* START *

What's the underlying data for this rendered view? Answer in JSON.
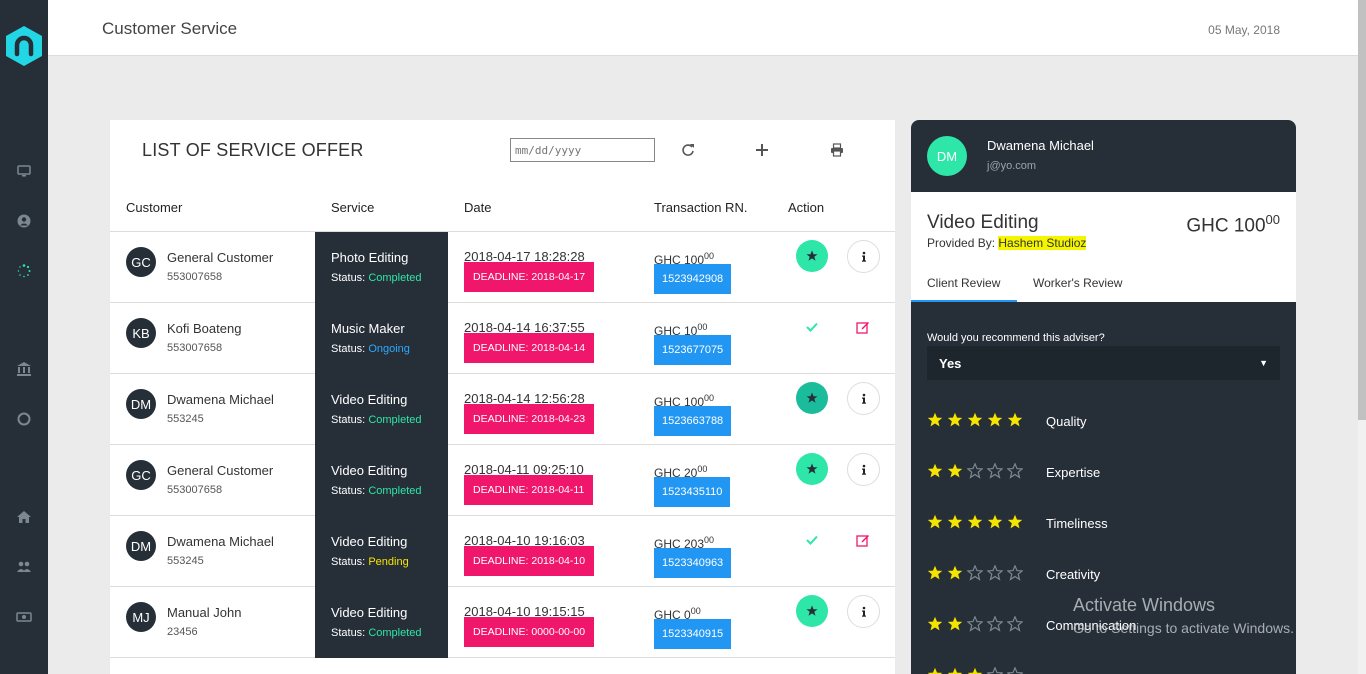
{
  "header": {
    "title": "Customer Service",
    "date": "05 May, 2018"
  },
  "sidebar": {
    "icons": [
      "monitor-icon",
      "user-circle-icon",
      "spinner-icon",
      "bank-icon",
      "circle-icon",
      "home-icon",
      "users-icon",
      "money-icon"
    ]
  },
  "list": {
    "title": "LIST OF SERVICE OFFER",
    "date_placeholder": "mm/dd/yyyy",
    "columns": [
      "Customer",
      "Service",
      "Date",
      "Transaction RN.",
      "Action"
    ],
    "status_prefix": "Status:",
    "rows": [
      {
        "initials": "GC",
        "name": "General Customer",
        "id": "553007658",
        "service": "Photo Editing",
        "status": "Completed",
        "date": "2018-04-17 18:28:28",
        "deadline": "DEADLINE: 2018-04-17",
        "amount": "GHC 100",
        "cents": "00",
        "trn": "1523942908",
        "action": "rate"
      },
      {
        "initials": "KB",
        "name": "Kofi Boateng",
        "id": "553007658",
        "service": "Music Maker",
        "status": "Ongoing",
        "date": "2018-04-14 16:37:55",
        "deadline": "DEADLINE: 2018-04-14",
        "amount": "GHC 10",
        "cents": "00",
        "trn": "1523677075",
        "action": "edit"
      },
      {
        "initials": "DM",
        "name": "Dwamena Michael",
        "id": "553245",
        "service": "Video Editing",
        "status": "Completed",
        "date": "2018-04-14 12:56:28",
        "deadline": "DEADLINE: 2018-04-23",
        "amount": "GHC 100",
        "cents": "00",
        "trn": "1523663788",
        "action": "rate-selected"
      },
      {
        "initials": "GC",
        "name": "General Customer",
        "id": "553007658",
        "service": "Video Editing",
        "status": "Completed",
        "date": "2018-04-11 09:25:10",
        "deadline": "DEADLINE: 2018-04-11",
        "amount": "GHC 20",
        "cents": "00",
        "trn": "1523435110",
        "action": "rate"
      },
      {
        "initials": "DM",
        "name": "Dwamena Michael",
        "id": "553245",
        "service": "Video Editing",
        "status": "Pending",
        "date": "2018-04-10 19:16:03",
        "deadline": "DEADLINE: 2018-04-10",
        "amount": "GHC 203",
        "cents": "00",
        "trn": "1523340963",
        "action": "edit"
      },
      {
        "initials": "MJ",
        "name": "Manual John",
        "id": "23456",
        "service": "Video Editing",
        "status": "Completed",
        "date": "2018-04-10 19:15:15",
        "deadline": "DEADLINE: 0000-00-00",
        "amount": "GHC 0",
        "cents": "00",
        "trn": "1523340915",
        "action": "rate"
      }
    ]
  },
  "panel": {
    "initials": "DM",
    "name": "Dwamena Michael",
    "email": "j@yo.com",
    "service": "Video Editing",
    "provided_label": "Provided By:",
    "provider": "Hashem Studioz",
    "price": "GHC 100",
    "price_cents": "00",
    "tabs": [
      "Client Review",
      "Worker's Review"
    ],
    "question": "Would you recommend this adviser?",
    "answer": "Yes",
    "ratings": [
      {
        "label": "Quality",
        "stars": 5
      },
      {
        "label": "Expertise",
        "stars": 2
      },
      {
        "label": "Timeliness",
        "stars": 5
      },
      {
        "label": "Creativity",
        "stars": 2
      },
      {
        "label": "Communication",
        "stars": 2
      },
      {
        "label": "",
        "stars": 3
      }
    ]
  },
  "watermark": {
    "line1": "Activate Windows",
    "line2": "Go to Settings to activate Windows."
  },
  "colors": {
    "sidebar": "#262f38",
    "accent": "#2ee6a8",
    "deadline": "#f0166c",
    "transaction": "#2196f3",
    "star": "#f5e400"
  }
}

* END *

▶ BRIEF
Using the material above, return every line exactly as it appears, minus the pictures.

▶ FINAL ANSWER
What's the underlying data for this rendered view? Answer in JSON.
{
  "header": {
    "title": "Customer Service",
    "date": "05 May, 2018"
  },
  "sidebar": {
    "icons": [
      "monitor-icon",
      "user-circle-icon",
      "spinner-icon",
      "bank-icon",
      "circle-icon",
      "home-icon",
      "users-icon",
      "money-icon"
    ]
  },
  "list": {
    "title": "LIST OF SERVICE OFFER",
    "date_placeholder": "mm/dd/yyyy",
    "columns": [
      "Customer",
      "Service",
      "Date",
      "Transaction RN.",
      "Action"
    ],
    "status_prefix": "Status:",
    "rows": [
      {
        "initials": "GC",
        "name": "General Customer",
        "id": "553007658",
        "service": "Photo Editing",
        "status": "Completed",
        "date": "2018-04-17 18:28:28",
        "deadline": "DEADLINE: 2018-04-17",
        "amount": "GHC 100",
        "cents": "00",
        "trn": "1523942908",
        "action": "rate"
      },
      {
        "initials": "KB",
        "name": "Kofi Boateng",
        "id": "553007658",
        "service": "Music Maker",
        "status": "Ongoing",
        "date": "2018-04-14 16:37:55",
        "deadline": "DEADLINE: 2018-04-14",
        "amount": "GHC 10",
        "cents": "00",
        "trn": "1523677075",
        "action": "edit"
      },
      {
        "initials": "DM",
        "name": "Dwamena Michael",
        "id": "553245",
        "service": "Video Editing",
        "status": "Completed",
        "date": "2018-04-14 12:56:28",
        "deadline": "DEADLINE: 2018-04-23",
        "amount": "GHC 100",
        "cents": "00",
        "trn": "1523663788",
        "action": "rate-selected"
      },
      {
        "initials": "GC",
        "name": "General Customer",
        "id": "553007658",
        "service": "Video Editing",
        "status": "Completed",
        "date": "2018-04-11 09:25:10",
        "deadline": "DEADLINE: 2018-04-11",
        "amount": "GHC 20",
        "cents": "00",
        "trn": "1523435110",
        "action": "rate"
      },
      {
        "initials": "DM",
        "name": "Dwamena Michael",
        "id": "553245",
        "service": "Video Editing",
        "status": "Pending",
        "date": "2018-04-10 19:16:03",
        "deadline": "DEADLINE: 2018-04-10",
        "amount": "GHC 203",
        "cents": "00",
        "trn": "1523340963",
        "action": "edit"
      },
      {
        "initials": "MJ",
        "name": "Manual John",
        "id": "23456",
        "service": "Video Editing",
        "status": "Completed",
        "date": "2018-04-10 19:15:15",
        "deadline": "DEADLINE: 0000-00-00",
        "amount": "GHC 0",
        "cents": "00",
        "trn": "1523340915",
        "action": "rate"
      }
    ]
  },
  "panel": {
    "initials": "DM",
    "name": "Dwamena Michael",
    "email": "j@yo.com",
    "service": "Video Editing",
    "provided_label": "Provided By:",
    "provider": "Hashem Studioz",
    "price": "GHC 100",
    "price_cents": "00",
    "tabs": [
      "Client Review",
      "Worker's Review"
    ],
    "question": "Would you recommend this adviser?",
    "answer": "Yes",
    "ratings": [
      {
        "label": "Quality",
        "stars": 5
      },
      {
        "label": "Expertise",
        "stars": 2
      },
      {
        "label": "Timeliness",
        "stars": 5
      },
      {
        "label": "Creativity",
        "stars": 2
      },
      {
        "label": "Communication",
        "stars": 2
      },
      {
        "label": "",
        "stars": 3
      }
    ]
  },
  "watermark": {
    "line1": "Activate Windows",
    "line2": "Go to Settings to activate Windows."
  },
  "colors": {
    "sidebar": "#262f38",
    "accent": "#2ee6a8",
    "deadline": "#f0166c",
    "transaction": "#2196f3",
    "star": "#f5e400"
  }
}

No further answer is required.